• _TEXTO PROPUESTO_
==*==

Un elemento especialmente logrado en la novela es la música como metáfora de vida y de redención. Lefty Palmer no es simplemente un pianista frustrado: es un hombre que ha perdido la melodía de su existencia. La necesidad de operarse la mano no es solo física, sino simbólica: quiere recuperar su capacidad para crear belleza, para decir algo valioso al mundo. Pero lo que encuentra es un plan criminal, una oportunidad para sobrevivir a costa de arriesgarlo todo. La música, por tanto, se convierte en el hilo que conecta al personaje con lo mejor de sí mismo, y también con su mayor derrota. La prosa de Juan Madrid también tiene ritmo musical. No en el sentido lírico, sino en el compás. Frases cortas, contundentes, silencios que marcan los tiempos. Como en el jazz, el narrador sabe cuándo dejar que suene la nota y cuándo hacer un corte. Esta técnica refuerza la tensión narrativa y genera una atmósfera que atrapa desde el primer párrafo. La novela avanza como un solo improvisado de piano, con momentos de calma y estallidos de intensidad. Y cuando todo parece desmoronarse, es precisamente la música lo que queda flotando como la única posibilidad de belleza en medio del desastre.
Uno de los rasgos distintivos de Juan Madrid es su capacidad para dotar de dignidad a los derrotados. No los idealiza ni los salva. No hay moralejas ni redenciones fáciles. Pero hay comprensión, incluso ternura. En Cuentas pendientes, los personajes fracasan, mienten, se traicionan. Pero también aman, se esfuerzan, sueñan. Hay una ética de fondo que atraviesa la obra: una defensa implícita de los que ya no tienen nada, pero siguen adelante, incluso cuando saben que el final será trágico. Juan Madrid evita los discursos explícitos, pero su crítica social está siempre presente. La ciudad que retrata está dominada por las élites invisibles, por las estructuras de poder que aplastan a los débiles. La cultura, representada por la galería de arte y el pintor misterioso, es también un espacio de exclusión. El arte no redime, no salva, no consuela: es otro producto más, otra moneda de cambio. Frente a eso, la música de Lefty, aunque rota, sigue teniendo algo de auténtico. Es su único refugio.
Cuentas pendientes no es solo una novela negra. Es también una novela sobre la memoria, el fracaso, el deseo y la imposibilidad. Es un homenaje a una tradición literaria y cinematográfica que Juan Madrid conoce a la perfección, pero también una obra con voz propia, dura, honesta, profundamente comprometida con su tiempo. En la mejor tradición del noir, los personajes no buscan justicia ni venganza: solo intentan sobrevivir en un mundo donde todas las deudas parecen imposibles de saldar.

==*==

Entradas de datos almacenadas

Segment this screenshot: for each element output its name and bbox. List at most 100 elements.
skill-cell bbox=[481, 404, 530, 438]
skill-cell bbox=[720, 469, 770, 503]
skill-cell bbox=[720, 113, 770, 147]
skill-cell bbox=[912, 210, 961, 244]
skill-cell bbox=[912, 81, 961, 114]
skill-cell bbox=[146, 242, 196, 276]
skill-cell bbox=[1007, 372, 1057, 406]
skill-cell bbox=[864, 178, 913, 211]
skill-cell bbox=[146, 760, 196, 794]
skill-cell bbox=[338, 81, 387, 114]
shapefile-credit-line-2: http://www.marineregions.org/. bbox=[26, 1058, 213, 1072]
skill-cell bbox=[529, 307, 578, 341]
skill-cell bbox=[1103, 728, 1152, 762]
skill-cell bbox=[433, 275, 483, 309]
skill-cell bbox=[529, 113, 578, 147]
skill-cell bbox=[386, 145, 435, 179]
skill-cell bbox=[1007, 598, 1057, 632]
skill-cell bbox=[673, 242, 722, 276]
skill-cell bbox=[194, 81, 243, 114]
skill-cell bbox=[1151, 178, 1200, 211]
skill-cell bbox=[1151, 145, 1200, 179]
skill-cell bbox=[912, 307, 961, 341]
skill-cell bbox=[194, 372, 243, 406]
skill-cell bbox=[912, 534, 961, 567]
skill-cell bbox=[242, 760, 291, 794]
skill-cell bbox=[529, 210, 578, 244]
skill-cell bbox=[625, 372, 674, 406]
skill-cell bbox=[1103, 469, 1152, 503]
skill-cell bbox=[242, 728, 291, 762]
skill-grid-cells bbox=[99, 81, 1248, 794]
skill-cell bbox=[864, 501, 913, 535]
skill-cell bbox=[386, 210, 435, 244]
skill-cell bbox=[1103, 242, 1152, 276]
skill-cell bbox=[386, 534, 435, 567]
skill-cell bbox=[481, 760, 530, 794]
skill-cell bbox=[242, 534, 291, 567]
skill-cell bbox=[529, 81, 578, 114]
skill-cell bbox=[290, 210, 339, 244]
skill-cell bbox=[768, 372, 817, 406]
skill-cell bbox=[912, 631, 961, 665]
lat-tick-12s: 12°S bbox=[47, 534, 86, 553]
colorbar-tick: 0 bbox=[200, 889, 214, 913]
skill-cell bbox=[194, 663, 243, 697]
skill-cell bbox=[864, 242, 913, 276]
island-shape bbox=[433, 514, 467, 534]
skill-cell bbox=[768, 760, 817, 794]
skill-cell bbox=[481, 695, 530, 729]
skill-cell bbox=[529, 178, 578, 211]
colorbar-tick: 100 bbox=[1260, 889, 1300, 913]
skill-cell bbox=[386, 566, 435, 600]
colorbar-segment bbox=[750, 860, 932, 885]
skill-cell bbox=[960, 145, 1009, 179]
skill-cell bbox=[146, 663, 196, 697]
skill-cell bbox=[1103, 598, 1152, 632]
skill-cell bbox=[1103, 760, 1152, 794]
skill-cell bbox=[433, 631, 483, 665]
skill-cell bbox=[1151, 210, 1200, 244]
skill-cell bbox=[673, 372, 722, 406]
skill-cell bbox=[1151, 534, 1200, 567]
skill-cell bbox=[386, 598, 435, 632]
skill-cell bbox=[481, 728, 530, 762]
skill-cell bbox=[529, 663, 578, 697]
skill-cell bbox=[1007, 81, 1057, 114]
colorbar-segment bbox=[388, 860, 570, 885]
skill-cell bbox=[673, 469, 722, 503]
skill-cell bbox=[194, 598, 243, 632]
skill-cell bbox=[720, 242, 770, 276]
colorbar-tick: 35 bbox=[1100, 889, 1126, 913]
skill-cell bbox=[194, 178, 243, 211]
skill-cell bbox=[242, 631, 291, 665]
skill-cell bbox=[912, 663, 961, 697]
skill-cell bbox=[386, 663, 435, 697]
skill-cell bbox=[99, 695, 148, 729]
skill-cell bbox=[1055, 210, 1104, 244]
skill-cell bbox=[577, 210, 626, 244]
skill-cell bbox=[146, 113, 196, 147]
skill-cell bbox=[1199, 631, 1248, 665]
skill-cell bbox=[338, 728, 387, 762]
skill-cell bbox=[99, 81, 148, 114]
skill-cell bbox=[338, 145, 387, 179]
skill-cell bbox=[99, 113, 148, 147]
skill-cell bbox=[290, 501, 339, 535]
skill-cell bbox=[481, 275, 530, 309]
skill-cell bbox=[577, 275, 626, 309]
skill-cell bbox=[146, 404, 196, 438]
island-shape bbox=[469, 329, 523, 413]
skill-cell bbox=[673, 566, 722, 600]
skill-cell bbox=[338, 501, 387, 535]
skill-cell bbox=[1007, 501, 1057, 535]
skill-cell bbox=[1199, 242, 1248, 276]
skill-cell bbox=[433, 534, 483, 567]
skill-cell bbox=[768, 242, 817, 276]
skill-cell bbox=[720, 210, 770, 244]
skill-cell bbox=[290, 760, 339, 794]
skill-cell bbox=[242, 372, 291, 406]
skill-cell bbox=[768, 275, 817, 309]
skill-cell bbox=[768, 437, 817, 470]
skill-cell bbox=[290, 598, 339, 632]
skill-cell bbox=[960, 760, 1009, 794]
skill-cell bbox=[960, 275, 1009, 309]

==*==

• _EJERCICIO_
Conteste, con base en el texto sobre la novela Cuentas pendientes, lo siguiente:
(a) ¿Qué parte del cuerpo necesita operarse Lefty Palmer?
(b) ¿Con qué género musical se compara la manera en que el narrador decide cuándo dejar sonar la nota y cuándo hacer un corte?
(c) ¿Qué elementos representan la cultura en la ciudad que retrata la obra?

• _RESPUESTA_
(a) La mano.
(b) Con el jazz.
(c) La galería de arte y el pintor misterioso.